__WHAT TO DO__
Which lines contain the word "avatar"? Return each of them as written.

[Collected data]
============
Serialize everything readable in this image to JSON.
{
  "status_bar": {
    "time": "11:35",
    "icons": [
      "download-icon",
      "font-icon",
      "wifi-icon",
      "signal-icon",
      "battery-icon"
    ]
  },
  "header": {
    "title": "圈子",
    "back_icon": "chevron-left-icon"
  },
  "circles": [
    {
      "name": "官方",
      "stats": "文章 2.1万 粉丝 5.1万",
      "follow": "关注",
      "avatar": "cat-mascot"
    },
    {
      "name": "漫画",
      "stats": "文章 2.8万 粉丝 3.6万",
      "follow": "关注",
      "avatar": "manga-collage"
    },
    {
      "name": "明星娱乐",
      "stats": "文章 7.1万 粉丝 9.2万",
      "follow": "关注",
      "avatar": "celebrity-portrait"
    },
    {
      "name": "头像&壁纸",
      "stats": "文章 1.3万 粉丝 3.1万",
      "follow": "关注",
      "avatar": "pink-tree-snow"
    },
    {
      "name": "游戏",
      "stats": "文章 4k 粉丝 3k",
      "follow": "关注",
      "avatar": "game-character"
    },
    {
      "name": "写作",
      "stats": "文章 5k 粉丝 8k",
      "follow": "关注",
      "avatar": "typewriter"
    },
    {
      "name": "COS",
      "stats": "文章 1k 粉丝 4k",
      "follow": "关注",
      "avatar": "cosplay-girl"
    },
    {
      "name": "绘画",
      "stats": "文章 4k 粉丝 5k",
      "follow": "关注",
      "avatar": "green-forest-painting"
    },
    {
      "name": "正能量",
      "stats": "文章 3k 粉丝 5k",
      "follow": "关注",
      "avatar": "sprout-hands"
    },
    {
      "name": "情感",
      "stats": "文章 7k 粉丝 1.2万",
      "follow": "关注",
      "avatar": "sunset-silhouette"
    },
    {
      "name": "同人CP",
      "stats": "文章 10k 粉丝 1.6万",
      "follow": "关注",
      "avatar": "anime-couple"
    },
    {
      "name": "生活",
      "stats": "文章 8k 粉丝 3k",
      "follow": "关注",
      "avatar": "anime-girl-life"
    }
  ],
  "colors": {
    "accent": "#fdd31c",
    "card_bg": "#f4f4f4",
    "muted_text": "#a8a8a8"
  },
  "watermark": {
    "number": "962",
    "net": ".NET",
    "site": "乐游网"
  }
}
============
__RESPONSE TO THIS TASK__
      "avatar": "cat-mascot"
      "avatar": "manga-collage"
      "avatar": "celebrity-portrait"
      "avatar": "pink-tree-snow"
      "avatar": "game-character"
      "avatar": "typewriter"
      "avatar": "cosplay-girl"
      "avatar": "green-forest-painting"
      "avatar": "sprout-hands"
      "avatar": "sunset-silhouette"
      "avatar": "anime-couple"
      "avatar": "anime-girl-life"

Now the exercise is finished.